▸ REQUIREMENTS:
A faithful transcription of all the data is required.

▸ INFORMATION PROVIDED:
──────

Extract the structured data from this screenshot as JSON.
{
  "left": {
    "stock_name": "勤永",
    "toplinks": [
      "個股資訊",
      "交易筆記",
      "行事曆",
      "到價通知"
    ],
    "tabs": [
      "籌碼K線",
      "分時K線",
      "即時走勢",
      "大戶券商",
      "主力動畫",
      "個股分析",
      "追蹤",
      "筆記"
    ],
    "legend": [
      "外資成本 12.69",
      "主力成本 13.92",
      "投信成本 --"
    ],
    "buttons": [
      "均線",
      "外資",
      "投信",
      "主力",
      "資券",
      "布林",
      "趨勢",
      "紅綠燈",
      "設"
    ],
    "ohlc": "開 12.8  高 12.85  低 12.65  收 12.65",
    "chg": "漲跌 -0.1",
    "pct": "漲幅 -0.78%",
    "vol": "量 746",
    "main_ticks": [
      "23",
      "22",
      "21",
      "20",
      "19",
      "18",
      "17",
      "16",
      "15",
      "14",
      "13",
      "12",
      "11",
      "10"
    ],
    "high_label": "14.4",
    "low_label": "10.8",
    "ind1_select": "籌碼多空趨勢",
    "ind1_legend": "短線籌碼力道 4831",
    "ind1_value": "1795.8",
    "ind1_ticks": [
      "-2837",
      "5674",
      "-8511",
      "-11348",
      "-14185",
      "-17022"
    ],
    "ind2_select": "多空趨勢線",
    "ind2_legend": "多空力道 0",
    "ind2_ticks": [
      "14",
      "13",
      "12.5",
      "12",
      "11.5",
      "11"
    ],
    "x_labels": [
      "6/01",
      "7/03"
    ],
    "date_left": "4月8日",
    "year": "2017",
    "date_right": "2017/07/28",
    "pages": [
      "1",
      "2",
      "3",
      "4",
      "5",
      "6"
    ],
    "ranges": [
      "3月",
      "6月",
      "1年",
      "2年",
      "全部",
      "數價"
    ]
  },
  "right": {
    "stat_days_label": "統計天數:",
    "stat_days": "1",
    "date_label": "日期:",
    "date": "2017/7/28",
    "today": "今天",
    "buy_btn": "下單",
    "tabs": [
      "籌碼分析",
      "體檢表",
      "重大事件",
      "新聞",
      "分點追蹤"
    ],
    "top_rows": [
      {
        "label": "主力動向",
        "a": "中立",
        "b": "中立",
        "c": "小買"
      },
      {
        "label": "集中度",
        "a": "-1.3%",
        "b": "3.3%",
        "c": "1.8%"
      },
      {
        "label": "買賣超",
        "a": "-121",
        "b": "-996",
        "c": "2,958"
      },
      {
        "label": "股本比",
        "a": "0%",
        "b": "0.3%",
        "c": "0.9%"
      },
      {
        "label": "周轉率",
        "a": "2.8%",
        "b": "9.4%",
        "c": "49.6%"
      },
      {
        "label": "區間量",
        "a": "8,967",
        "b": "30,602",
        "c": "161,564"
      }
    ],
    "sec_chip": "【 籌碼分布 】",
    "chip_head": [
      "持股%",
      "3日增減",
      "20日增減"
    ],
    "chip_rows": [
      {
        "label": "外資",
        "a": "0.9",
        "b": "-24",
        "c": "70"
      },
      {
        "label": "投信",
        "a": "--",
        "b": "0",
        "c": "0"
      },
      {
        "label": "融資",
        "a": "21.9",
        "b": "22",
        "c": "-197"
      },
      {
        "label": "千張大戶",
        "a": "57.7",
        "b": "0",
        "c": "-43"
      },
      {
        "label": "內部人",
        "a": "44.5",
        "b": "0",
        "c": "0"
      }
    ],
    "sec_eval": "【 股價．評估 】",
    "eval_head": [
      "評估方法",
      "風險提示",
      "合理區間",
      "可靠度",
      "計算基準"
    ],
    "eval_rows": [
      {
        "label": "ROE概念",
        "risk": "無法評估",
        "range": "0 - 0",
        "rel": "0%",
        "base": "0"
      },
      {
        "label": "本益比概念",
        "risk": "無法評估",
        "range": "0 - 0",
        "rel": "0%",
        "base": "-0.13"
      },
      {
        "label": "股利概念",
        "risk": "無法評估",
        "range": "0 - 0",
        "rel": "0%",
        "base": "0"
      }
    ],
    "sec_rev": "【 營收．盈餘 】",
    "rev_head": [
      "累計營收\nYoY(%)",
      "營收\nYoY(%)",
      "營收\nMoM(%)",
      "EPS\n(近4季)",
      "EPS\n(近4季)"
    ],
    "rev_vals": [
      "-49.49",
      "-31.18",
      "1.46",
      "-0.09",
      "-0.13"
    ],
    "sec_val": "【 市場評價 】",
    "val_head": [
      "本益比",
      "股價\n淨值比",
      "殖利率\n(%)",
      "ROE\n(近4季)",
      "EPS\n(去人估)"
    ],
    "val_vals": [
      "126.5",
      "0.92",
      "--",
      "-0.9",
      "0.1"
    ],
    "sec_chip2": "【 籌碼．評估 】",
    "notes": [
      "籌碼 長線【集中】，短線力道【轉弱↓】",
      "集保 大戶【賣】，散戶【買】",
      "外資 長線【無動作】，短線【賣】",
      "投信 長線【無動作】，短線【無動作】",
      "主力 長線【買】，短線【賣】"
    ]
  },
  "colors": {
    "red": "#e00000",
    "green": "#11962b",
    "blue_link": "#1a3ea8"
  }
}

──────

▸ THE RESPONSE:
Extract the structured data from this screenshot as JSON.
{
  "left": {
    "stock_name": "勤永",
    "toplinks": [
      "個股資訊",
      "交易筆記",
      "行事曆",
      "到價通知"
    ],
    "tabs": [
      "籌碼K線",
      "分時K線",
      "即時走勢",
      "大戶券商",
      "主力動畫",
      "個股分析",
      "追蹤",
      "筆記"
    ],
    "legend": [
      "外資成本 12.69",
      "主力成本 13.92",
      "投信成本 --"
    ],
    "buttons": [
      "均線",
      "外資",
      "投信",
      "主力",
      "資券",
      "布林",
      "趨勢",
      "紅綠燈",
      "設"
    ],
    "ohlc": "開 12.8  高 12.85  低 12.65  收 12.65",
    "chg": "漲跌 -0.1",
    "pct": "漲幅 -0.78%",
    "vol": "量 746",
    "main_ticks": [
      "23",
      "22",
      "21",
      "20",
      "19",
      "18",
      "17",
      "16",
      "15",
      "14",
      "13",
      "12",
      "11",
      "10"
    ],
    "high_label": "14.4",
    "low_label": "10.8",
    "ind1_select": "籌碼多空趨勢",
    "ind1_legend": "短線籌碼力道 4831",
    "ind1_value": "1795.8",
    "ind1_ticks": [
      "-2837",
      "5674",
      "-8511",
      "-11348",
      "-14185",
      "-17022"
    ],
    "ind2_select": "多空趨勢線",
    "ind2_legend": "多空力道 0",
    "ind2_ticks": [
      "14",
      "13",
      "12.5",
      "12",
      "11.5",
      "11"
    ],
    "x_labels": [
      "6/01",
      "7/03"
    ],
    "date_left": "4月8日",
    "year": "2017",
    "date_right": "2017/07/28",
    "pages": [
      "1",
      "2",
      "3",
      "4",
      "5",
      "6"
    ],
    "ranges": [
      "3月",
      "6月",
      "1年",
      "2年",
      "全部",
      "數價"
    ]
  },
  "right": {
    "stat_days_label": "統計天數:",
    "stat_days": "1",
    "date_label": "日期:",
    "date": "2017/7/28",
    "today": "今天",
    "buy_btn": "下單",
    "tabs": [
      "籌碼分析",
      "體檢表",
      "重大事件",
      "新聞",
      "分點追蹤"
    ],
    "top_rows": [
      {
        "label": "主力動向",
        "a": "中立",
        "b": "中立",
        "c": "小買"
      },
      {
        "label": "集中度",
        "a": "-1.3%",
        "b": "3.3%",
        "c": "1.8%"
      },
      {
        "label": "買賣超",
        "a": "-121",
        "b": "-996",
        "c": "2,958"
      },
      {
        "label": "股本比",
        "a": "0%",
        "b": "0.3%",
        "c": "0.9%"
      },
      {
        "label": "周轉率",
        "a": "2.8%",
        "b": "9.4%",
        "c": "49.6%"
      },
      {
        "label": "區間量",
        "a": "8,967",
        "b": "30,602",
        "c": "161,564"
      }
    ],
    "sec_chip": "【 籌碼分布 】",
    "chip_head": [
      "持股%",
      "3日增減",
      "20日增減"
    ],
    "chip_rows": [
      {
        "label": "外資",
        "a": "0.9",
        "b": "-24",
        "c": "70"
      },
      {
        "label": "投信",
        "a": "--",
        "b": "0",
        "c": "0"
      },
      {
        "label": "融資",
        "a": "21.9",
        "b": "22",
        "c": "-197"
      },
      {
        "label": "千張大戶",
        "a": "57.7",
        "b": "0",
        "c": "-43"
      },
      {
        "label": "內部人",
        "a": "44.5",
        "b": "0",
        "c": "0"
      }
    ],
    "sec_eval": "【 股價．評估 】",
    "eval_head": [
      "評估方法",
      "風險提示",
      "合理區間",
      "可靠度",
      "計算基準"
    ],
    "eval_rows": [
      {
        "label": "ROE概念",
        "risk": "無法評估",
        "range": "0 - 0",
        "rel": "0%",
        "base": "0"
      },
      {
        "label": "本益比概念",
        "risk": "無法評估",
        "range": "0 - 0",
        "rel": "0%",
        "base": "-0.13"
      },
      {
        "label": "股利概念",
        "risk": "無法評估",
        "range": "0 - 0",
        "rel": "0%",
        "base": "0"
      }
    ],
    "sec_rev": "【 營收．盈餘 】",
    "rev_head": [
      "累計營收\nYoY(%)",
      "營收\nYoY(%)",
      "營收\nMoM(%)",
      "EPS\n(近4季)",
      "EPS\n(近4季)"
    ],
    "rev_vals": [
      "-49.49",
      "-31.18",
      "1.46",
      "-0.09",
      "-0.13"
    ],
    "sec_val": "【 市場評價 】",
    "val_head": [
      "本益比",
      "股價\n淨值比",
      "殖利率\n(%)",
      "ROE\n(近4季)",
      "EPS\n(去人估)"
    ],
    "val_vals": [
      "126.5",
      "0.92",
      "--",
      "-0.9",
      "0.1"
    ],
    "sec_chip2": "【 籌碼．評估 】",
    "notes": [
      "籌碼 長線【集中】，短線力道【轉弱↓】",
      "集保 大戶【賣】，散戶【買】",
      "外資 長線【無動作】，短線【賣】",
      "投信 長線【無動作】，短線【無動作】",
      "主力 長線【買】，短線【賣】"
    ]
  },
  "colors": {
    "red": "#e00000",
    "green": "#11962b",
    "blue_link": "#1a3ea8"
  }
}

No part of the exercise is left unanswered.